◆ **Study text**
::::

1 a way of controlling or limiting a loss or risk:
This type of hedging protects the trader from getting a margin call, as the second position will gain if the first loses, and vice versa.
They posted improved profits helped by successful foreign currency hedging.
You can protect yourself against future rises in interest rates by means of a hedging instrument known as a forward rate agreement.
Agnosticism is often seen as a kind of halfway house between faith and disbelief, a hedging of bets.
This could be seen as more hedging of bets by the electorate.
2 bushes or small trees planted very close together, especially along the edges of a garden, field, or road:
3 the activity of reducing the risk of losing money on shares, bonds, etc. that you own, for example, by buying futures (= agreements to sell shares for a particular price at a date in the future) or options (= the rights to buy or sell shares for a particular price within a particular time period):
After years of hedging, officials have admitted low levels of plutonium and other radioactive contaminants in the site's groundwater.
Typical politicians never answer questions, always repeat themselves, and say nothing without a lot of hedging.
When the price of gas spiked, they would have lost money on one end, and made it on the other end, which is what hedging is all about.
Without hedging, at current exchange rates the company would lose about €2bn this year.
These short investments have served as a useful hedging tool during periods of dramatic market decline.
There are long rows of vegetables protected by box hedging.
Formal clipped hedging makes excellent screening and reduces noise from busy roads.
Tents and caravans have fully serviced gravel pitches with neat hedging.

::::

◆ **Problem requirements**
Reproduce the hedging entry verbatim, beginning at the words "Typical politicians never" and stopping after "with neat hedging.".

::::

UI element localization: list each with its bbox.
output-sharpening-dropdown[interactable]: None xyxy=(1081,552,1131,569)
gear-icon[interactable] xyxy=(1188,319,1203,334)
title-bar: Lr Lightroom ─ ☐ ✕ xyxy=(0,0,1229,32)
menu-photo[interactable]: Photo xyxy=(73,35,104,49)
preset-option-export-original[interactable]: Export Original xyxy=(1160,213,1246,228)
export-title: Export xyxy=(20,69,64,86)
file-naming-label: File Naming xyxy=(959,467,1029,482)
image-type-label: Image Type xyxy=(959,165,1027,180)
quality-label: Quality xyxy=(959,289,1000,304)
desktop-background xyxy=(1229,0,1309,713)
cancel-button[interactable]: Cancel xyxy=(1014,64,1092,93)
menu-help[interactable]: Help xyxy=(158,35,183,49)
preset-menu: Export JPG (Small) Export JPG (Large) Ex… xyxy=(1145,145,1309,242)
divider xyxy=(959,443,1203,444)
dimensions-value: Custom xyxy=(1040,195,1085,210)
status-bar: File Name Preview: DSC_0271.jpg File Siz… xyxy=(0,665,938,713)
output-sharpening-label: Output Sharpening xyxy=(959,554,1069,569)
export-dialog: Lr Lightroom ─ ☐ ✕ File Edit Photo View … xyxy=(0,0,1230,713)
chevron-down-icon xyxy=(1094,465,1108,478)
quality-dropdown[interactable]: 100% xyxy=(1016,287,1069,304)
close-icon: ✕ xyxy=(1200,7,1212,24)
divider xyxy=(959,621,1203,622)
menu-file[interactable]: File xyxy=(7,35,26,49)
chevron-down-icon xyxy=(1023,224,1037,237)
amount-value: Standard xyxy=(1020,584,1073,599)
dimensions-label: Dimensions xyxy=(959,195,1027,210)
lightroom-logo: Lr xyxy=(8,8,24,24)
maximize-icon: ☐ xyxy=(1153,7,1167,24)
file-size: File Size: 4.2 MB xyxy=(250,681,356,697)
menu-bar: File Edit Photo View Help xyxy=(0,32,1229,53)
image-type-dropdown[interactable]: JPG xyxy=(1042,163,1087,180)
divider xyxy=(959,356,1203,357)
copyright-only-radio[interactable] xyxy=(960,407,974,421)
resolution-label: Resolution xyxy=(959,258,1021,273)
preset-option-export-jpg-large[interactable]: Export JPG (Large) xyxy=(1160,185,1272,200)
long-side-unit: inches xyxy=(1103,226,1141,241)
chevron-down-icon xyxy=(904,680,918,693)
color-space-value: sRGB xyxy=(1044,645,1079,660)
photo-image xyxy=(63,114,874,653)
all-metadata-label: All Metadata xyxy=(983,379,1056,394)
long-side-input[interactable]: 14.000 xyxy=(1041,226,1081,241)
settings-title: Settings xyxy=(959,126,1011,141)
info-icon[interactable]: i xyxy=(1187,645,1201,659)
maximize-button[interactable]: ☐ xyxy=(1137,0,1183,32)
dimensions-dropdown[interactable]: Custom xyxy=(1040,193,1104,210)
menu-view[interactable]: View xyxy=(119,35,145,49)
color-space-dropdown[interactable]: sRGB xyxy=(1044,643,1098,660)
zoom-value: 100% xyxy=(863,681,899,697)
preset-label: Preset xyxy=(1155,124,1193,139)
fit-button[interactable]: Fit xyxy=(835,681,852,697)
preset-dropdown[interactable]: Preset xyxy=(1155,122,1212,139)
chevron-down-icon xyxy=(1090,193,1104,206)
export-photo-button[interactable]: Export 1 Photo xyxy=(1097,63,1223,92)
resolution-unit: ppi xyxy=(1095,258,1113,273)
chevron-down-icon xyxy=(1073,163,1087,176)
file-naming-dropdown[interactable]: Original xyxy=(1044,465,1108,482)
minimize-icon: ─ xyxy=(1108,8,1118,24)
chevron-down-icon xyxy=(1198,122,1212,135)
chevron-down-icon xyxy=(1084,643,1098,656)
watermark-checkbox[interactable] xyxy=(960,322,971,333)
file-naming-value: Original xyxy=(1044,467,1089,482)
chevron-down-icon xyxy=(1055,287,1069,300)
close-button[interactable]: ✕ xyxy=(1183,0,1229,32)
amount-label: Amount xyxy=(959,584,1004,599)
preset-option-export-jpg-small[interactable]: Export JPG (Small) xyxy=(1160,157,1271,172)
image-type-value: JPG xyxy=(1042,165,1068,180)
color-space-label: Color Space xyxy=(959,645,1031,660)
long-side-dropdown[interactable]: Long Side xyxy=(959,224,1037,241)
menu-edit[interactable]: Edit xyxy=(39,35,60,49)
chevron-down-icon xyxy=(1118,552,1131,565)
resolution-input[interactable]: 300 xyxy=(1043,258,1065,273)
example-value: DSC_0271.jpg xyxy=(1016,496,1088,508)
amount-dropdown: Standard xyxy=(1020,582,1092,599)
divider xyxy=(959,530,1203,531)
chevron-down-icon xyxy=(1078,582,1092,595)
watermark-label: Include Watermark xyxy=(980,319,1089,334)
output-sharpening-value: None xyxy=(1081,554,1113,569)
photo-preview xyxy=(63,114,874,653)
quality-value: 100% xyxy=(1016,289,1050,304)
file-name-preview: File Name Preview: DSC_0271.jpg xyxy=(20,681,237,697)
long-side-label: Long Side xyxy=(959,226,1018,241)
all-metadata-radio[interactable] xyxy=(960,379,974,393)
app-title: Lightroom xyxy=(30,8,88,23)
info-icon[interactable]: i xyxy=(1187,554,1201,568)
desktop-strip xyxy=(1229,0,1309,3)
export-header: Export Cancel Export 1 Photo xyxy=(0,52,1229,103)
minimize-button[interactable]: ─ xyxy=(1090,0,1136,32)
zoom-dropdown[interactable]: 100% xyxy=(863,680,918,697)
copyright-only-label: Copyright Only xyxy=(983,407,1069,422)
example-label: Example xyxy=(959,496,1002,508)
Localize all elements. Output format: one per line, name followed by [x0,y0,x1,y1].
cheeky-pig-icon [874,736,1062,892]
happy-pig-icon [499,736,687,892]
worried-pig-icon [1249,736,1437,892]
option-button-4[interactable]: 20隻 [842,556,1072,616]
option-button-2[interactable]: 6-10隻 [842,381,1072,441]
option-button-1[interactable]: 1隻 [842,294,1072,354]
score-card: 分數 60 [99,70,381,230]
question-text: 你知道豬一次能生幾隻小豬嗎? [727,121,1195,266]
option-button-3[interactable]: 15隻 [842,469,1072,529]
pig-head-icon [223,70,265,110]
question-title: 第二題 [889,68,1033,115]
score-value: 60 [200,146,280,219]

::::

◆ **Answer for this exercise**
Typical politicians never answer questions, always repeat themselves, and say nothing without a lot of hedging.
When the price of gas spiked, they would have lost money on one end, and made it on the other end, which is what hedging is all about.
Without hedging, at current exchange rates the company would lose about €2bn this year.
These short investments have served as a useful hedging tool during periods of dramatic market decline.
There are long rows of vegetables protected by box hedging.
Formal clipped hedging makes excellent screening and reduces noise from busy roads.
Tents and caravans have fully serviced gravel pitches with neat hedging.